DIRECTIONS:
Output as a JSON list of strings the lines of the material below, starting with the line that contains "table-data-row: HLLEDCTC-C35-4W 120/230" and continuing through the line that contains "146, 1372, 285]", with one string per line and blank lines omitted.

INPUT ROWS:
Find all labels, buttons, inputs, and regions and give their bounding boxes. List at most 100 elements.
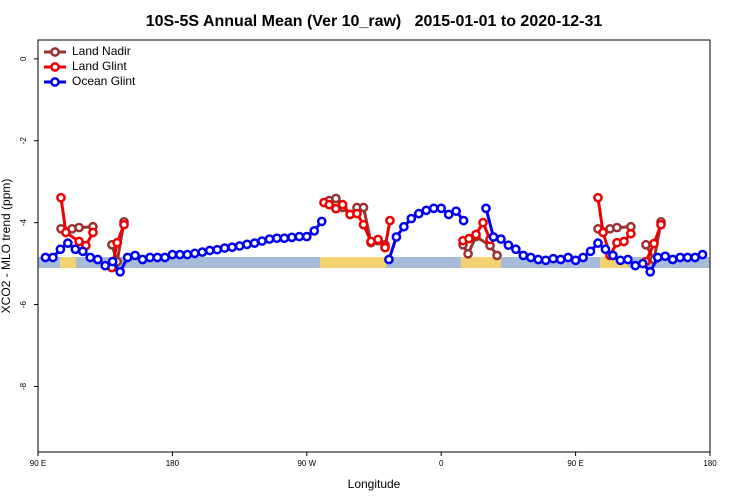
- y-axis-label: XCO2 - MLO trend (ppm): [0, 179, 13, 314]
- data-point: [652, 252, 663, 263]
- data-point: [619, 236, 629, 247]
- data-point: [637, 258, 648, 269]
- data-point: [428, 203, 439, 214]
- data-point: [399, 221, 409, 232]
- data-point: [578, 252, 588, 263]
- y-tick-label: -4: [19, 219, 28, 227]
- data-point: [88, 227, 98, 238]
- data-point: [234, 241, 245, 251]
- data-point: [92, 254, 103, 265]
- data-point: [443, 209, 454, 220]
- data-point: [612, 222, 622, 233]
- data-point: [649, 238, 659, 249]
- data-point: [189, 248, 200, 259]
- data-point: [309, 225, 320, 236]
- data-point: [380, 242, 390, 253]
- x-tick-label: 90 W: [297, 459, 316, 468]
- data-point: [115, 266, 125, 277]
- data-point: [436, 203, 447, 214]
- data-point: [272, 233, 282, 244]
- data-point: [690, 252, 700, 263]
- data-point: [675, 252, 685, 263]
- data-point: [458, 215, 469, 226]
- data-point: [182, 249, 193, 260]
- data-point: [563, 252, 573, 263]
- data-point: [478, 217, 488, 228]
- data-point: [598, 227, 608, 238]
- data-point: [525, 252, 536, 263]
- data-point: [548, 253, 559, 264]
- data-point: [623, 254, 633, 265]
- data-point: [626, 228, 636, 239]
- data-point: [615, 255, 626, 266]
- data-point: [74, 222, 84, 233]
- data-point: [471, 229, 481, 240]
- data-point: [55, 244, 66, 255]
- data-point: [464, 233, 474, 244]
- data-point: [316, 216, 327, 227]
- plot-frame: [37, 39, 711, 453]
- legend-label: Land Glint: [72, 59, 127, 73]
- data-point: [56, 192, 66, 203]
- data-point: [697, 249, 708, 260]
- data-point: [373, 234, 383, 245]
- y-tick-label: -6: [19, 300, 28, 308]
- data-point: [518, 250, 529, 261]
- data-point: [77, 246, 88, 257]
- data-point: [406, 213, 417, 224]
- x-axis-label: Longitude: [348, 477, 401, 491]
- data-point: [358, 219, 369, 230]
- data-point: [682, 252, 693, 263]
- data-point: [385, 215, 395, 226]
- data-point: [413, 208, 424, 219]
- data-point: [85, 252, 96, 263]
- data-point: [358, 202, 369, 213]
- x-tick-label: 90 E: [567, 459, 583, 468]
- x-tick-label: 0: [439, 459, 444, 468]
- data-point: [119, 219, 129, 230]
- data-point: [656, 219, 666, 230]
- y-tick-label: -8: [19, 382, 28, 390]
- data-point: [337, 199, 348, 210]
- data-point: [503, 240, 514, 251]
- data-point: [204, 245, 215, 256]
- land-band: [60, 257, 76, 268]
- data-point: [70, 244, 81, 255]
- legend-label: Ocean Glint: [72, 74, 136, 88]
- data-point: [301, 231, 312, 242]
- data-point: [555, 254, 566, 265]
- data-point: [384, 254, 394, 265]
- data-point: [137, 254, 148, 265]
- data-point: [451, 206, 461, 217]
- data-point: [249, 238, 260, 248]
- data-point: [630, 260, 641, 271]
- data-point: [130, 250, 140, 261]
- data-point: [219, 243, 230, 253]
- data-point: [167, 249, 178, 260]
- y-tick-label: -2: [19, 137, 28, 145]
- data-point: [593, 192, 603, 203]
- data-point: [112, 237, 122, 248]
- data-point: [585, 246, 596, 257]
- data-point: [74, 236, 84, 247]
- legend-label: Land Nadir: [72, 44, 131, 58]
- data-point: [641, 239, 651, 250]
- data-point: [279, 233, 290, 244]
- data-point: [145, 252, 155, 263]
- data-point: [264, 234, 275, 244]
- legend-marker: [50, 47, 60, 57]
- legend-marker: [50, 62, 60, 72]
- data-point: [257, 236, 267, 246]
- data-point: [107, 256, 118, 267]
- data-point: [421, 205, 432, 216]
- x-tick-label: 90 E: [30, 459, 46, 468]
- data-point: [660, 251, 671, 262]
- data-point: [242, 239, 252, 250]
- x-tick-label: 180: [166, 459, 180, 468]
- data-point: [100, 260, 111, 271]
- data-point: [40, 252, 51, 263]
- data-point: [608, 250, 618, 261]
- land-band: [461, 257, 501, 268]
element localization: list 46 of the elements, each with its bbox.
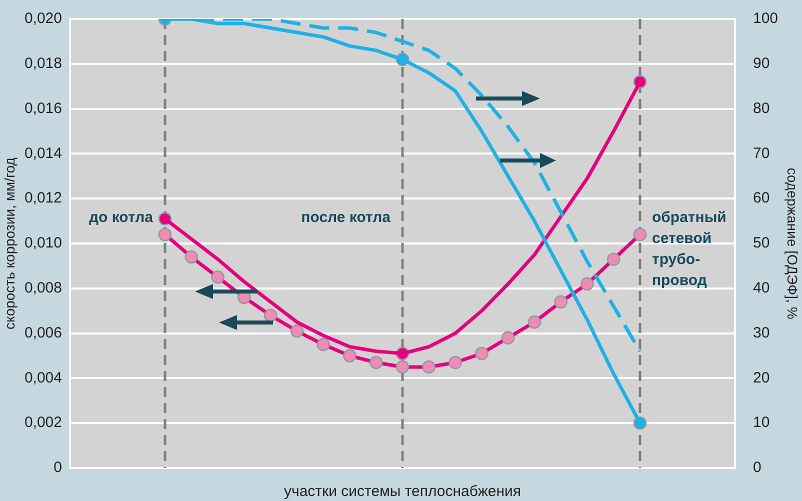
- y-tick-label: 0,014: [24, 144, 62, 162]
- y2-axis-title: содержание [ОДЭФ], %: [784, 168, 801, 320]
- y2-tick-label: 90: [753, 55, 770, 72]
- point: [554, 295, 568, 309]
- y2-tick-label: 20: [753, 369, 770, 386]
- point: [422, 360, 436, 374]
- y-tick-label: 0,020: [24, 10, 62, 28]
- y2-tick-label: 70: [753, 144, 770, 162]
- point: [448, 356, 462, 370]
- y-tick-label: 0,004: [24, 369, 62, 386]
- point: [343, 349, 356, 362]
- y2-tick-label: 0: [753, 459, 762, 476]
- point: [316, 338, 330, 352]
- point: [528, 315, 542, 329]
- y-tick-label: 0,008: [24, 280, 62, 297]
- point: [184, 250, 198, 264]
- y-tick-label: 0,002: [24, 414, 62, 432]
- point: [633, 228, 647, 242]
- y-tick-label: 0: [54, 459, 62, 476]
- point: [158, 228, 172, 242]
- point: [211, 270, 224, 284]
- point: [501, 331, 515, 344]
- point: [290, 324, 304, 338]
- y2-tick-label: 80: [753, 100, 770, 117]
- y-tick-label: 0,012: [24, 190, 62, 207]
- y-tick-label: 0,006: [24, 324, 62, 342]
- y-tick-label: 0,010: [24, 234, 62, 252]
- y-axis-title: скорость коррозии, мм/год: [1, 158, 18, 330]
- point: [396, 360, 410, 374]
- point: [264, 308, 278, 322]
- y2-tick-label: 10: [753, 414, 770, 432]
- point: [475, 346, 488, 360]
- point: [606, 252, 620, 266]
- y2-tick-label: 100: [753, 10, 778, 28]
- point: [369, 356, 383, 370]
- y2-tick-label: 40: [753, 280, 770, 297]
- y2-tick-label: 50: [753, 234, 770, 252]
- y2-tick-label: 30: [753, 324, 770, 342]
- y-tick-label: 0,018: [24, 55, 62, 72]
- y2-tick-label: 60: [753, 190, 770, 207]
- x-axis-title: участки системы теплоснабжения: [284, 483, 521, 500]
- annotation: обратный сетевой трубо- провод: [652, 209, 726, 290]
- y-tick-label: 0,016: [24, 100, 62, 117]
- annotation: до котла: [89, 209, 154, 226]
- point: [580, 277, 594, 291]
- annotation: после котла: [301, 209, 392, 226]
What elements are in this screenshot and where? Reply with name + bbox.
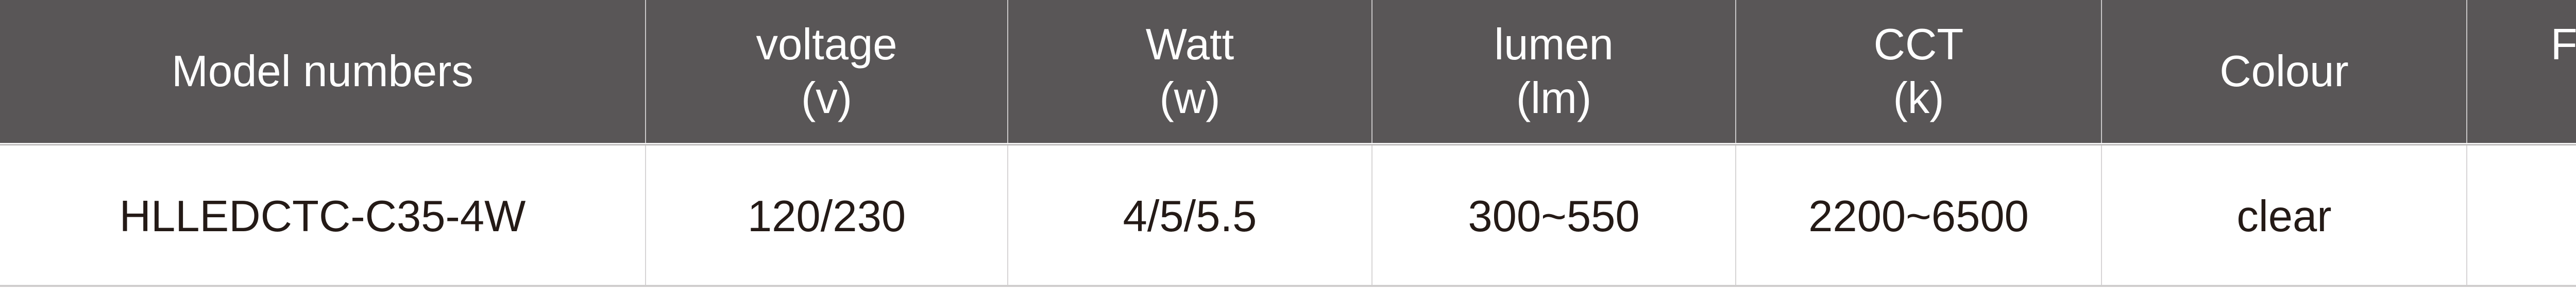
table-data-row: HLLEDCTC-C35-4W 120/230 4/5/5.5 300~550 …	[0, 146, 2576, 285]
header-cell-filaments-count: FilamentsCount	[2467, 0, 2576, 143]
header-unit: (k)	[1893, 73, 1944, 123]
header-unit: (w)	[1159, 73, 1221, 123]
header-label: Watt	[1145, 20, 1234, 69]
cell-watt: 4/5/5.5	[1008, 146, 1372, 285]
header-unit: (v)	[801, 73, 853, 123]
header-cell-cct: CCT (k)	[1736, 0, 2102, 143]
header-cell-model-numbers: Model numbers	[0, 0, 646, 143]
header-separator-line	[0, 144, 2576, 146]
table-header-row: Model numbers voltage (v) Watt (w) lumen (l…	[0, 0, 2576, 143]
header-label: Model numbers	[172, 46, 473, 96]
cell-colour: clear	[2102, 146, 2467, 285]
header-label: voltage	[756, 20, 897, 69]
header-cell-voltage: voltage (v)	[646, 0, 1008, 143]
cell-voltage: 120/230	[646, 146, 1008, 285]
header-label: Filaments	[2550, 20, 2576, 69]
header-cell-watt: Watt (w)	[1008, 0, 1372, 143]
header-separator-gap	[0, 143, 2576, 144]
header-label: CCT	[1873, 20, 1964, 69]
cell-cct: 2200~6500	[1736, 146, 2102, 285]
cell-filaments-count: 4	[2467, 146, 2576, 285]
header-cell-lumen: lumen (lm)	[1372, 0, 1736, 143]
header-label: lumen	[1494, 20, 1614, 69]
table-bottom-border	[0, 285, 2576, 287]
header-unit: (lm)	[1516, 73, 1592, 123]
cell-model-number: HLLEDCTC-C35-4W	[0, 146, 646, 285]
cell-lumen: 300~550	[1372, 146, 1736, 285]
header-cell-colour: Colour	[2102, 0, 2467, 143]
header-label: Colour	[2219, 46, 2349, 96]
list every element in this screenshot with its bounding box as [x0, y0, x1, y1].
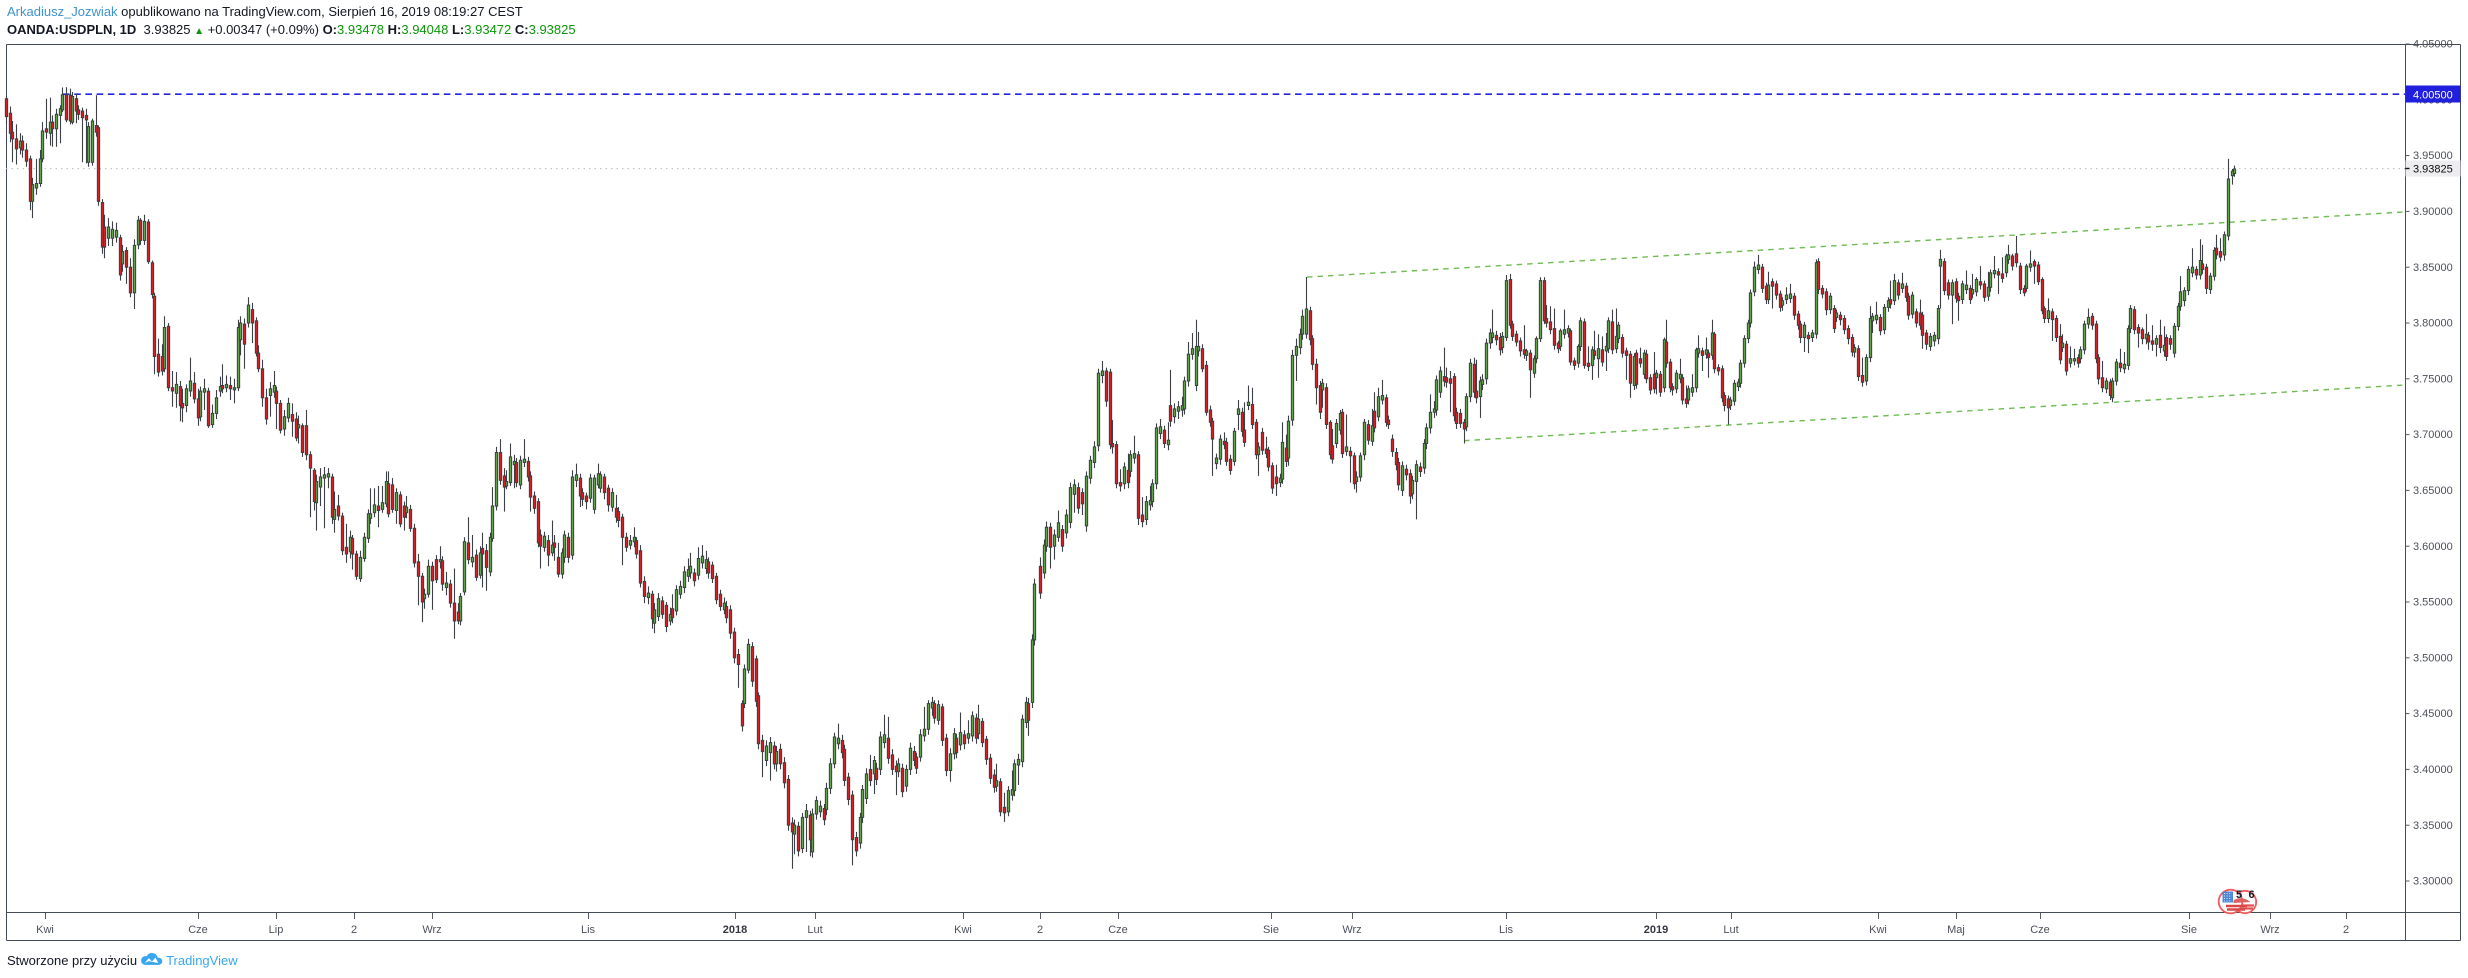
svg-text:Lut: Lut [1723, 924, 1738, 936]
svg-text:Sie: Sie [1263, 924, 1279, 936]
svg-text:2018: 2018 [723, 924, 747, 936]
svg-text:Lis: Lis [581, 924, 596, 936]
svg-text:3.85000: 3.85000 [2413, 262, 2453, 274]
svg-text:3.40000: 3.40000 [2413, 764, 2453, 776]
svg-text:Cze: Cze [188, 924, 208, 936]
svg-text:3.30000: 3.30000 [2413, 876, 2453, 888]
svg-text:3.35000: 3.35000 [2413, 820, 2453, 832]
svg-text:2: 2 [351, 924, 357, 936]
svg-text:3.90000: 3.90000 [2413, 206, 2453, 218]
svg-text:Wrz: Wrz [2260, 924, 2279, 936]
svg-text:3.50000: 3.50000 [2413, 652, 2453, 664]
svg-text:3.70000: 3.70000 [2413, 429, 2453, 441]
svg-text:3.95000: 3.95000 [2413, 150, 2453, 162]
svg-text:6: 6 [2249, 889, 2255, 901]
svg-text:3.93825: 3.93825 [2413, 163, 2453, 175]
svg-text:2019: 2019 [1644, 924, 1668, 936]
svg-text:Maj: Maj [1947, 924, 1965, 936]
svg-text:3.55000: 3.55000 [2413, 597, 2453, 609]
svg-text:Lut: Lut [807, 924, 822, 936]
svg-text:3.45000: 3.45000 [2413, 708, 2453, 720]
svg-text:Wrz: Wrz [1342, 924, 1361, 936]
svg-text:Kwi: Kwi [36, 924, 54, 936]
svg-text:Kwi: Kwi [954, 924, 972, 936]
svg-text:Sie: Sie [2181, 924, 2197, 936]
svg-text:5: 5 [2236, 889, 2242, 901]
svg-text:Lis: Lis [1499, 924, 1514, 936]
svg-text:3.60000: 3.60000 [2413, 541, 2453, 553]
svg-text:3.75000: 3.75000 [2413, 373, 2453, 385]
svg-text:3.80000: 3.80000 [2413, 318, 2453, 330]
svg-text:3.65000: 3.65000 [2413, 485, 2453, 497]
svg-text:2: 2 [1037, 924, 1043, 936]
svg-text:Lip: Lip [269, 924, 284, 936]
svg-text:Kwi: Kwi [1869, 924, 1887, 936]
svg-text:Cze: Cze [1108, 924, 1128, 936]
svg-text:2: 2 [2343, 924, 2349, 936]
svg-text:Wrz: Wrz [422, 924, 441, 936]
svg-text:4.05000: 4.05000 [2413, 39, 2453, 51]
svg-text:4.00500: 4.00500 [2413, 89, 2453, 101]
svg-text:Cze: Cze [2030, 924, 2050, 936]
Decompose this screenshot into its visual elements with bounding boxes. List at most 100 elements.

TASK OUTPUT:
[
  "table-data-row: HLLEDCTC-C35-4W 120/230 4/5/5.5 300~550 …\t[0, 146, 2576, 285]",
  "header-cell-filaments-count: FilamentsCount\t[2467, 0, 2576, 143]",
  "header-unit: (k)\t[1893, 73, 1944, 123]",
  "header-unit: (w)\t[1159, 73, 1221, 123]",
  "header-label: Watt\t[1145, 20, 1234, 69]",
  "cell-watt: 4/5/5.5\t[1008, 146, 1372, 285]"
]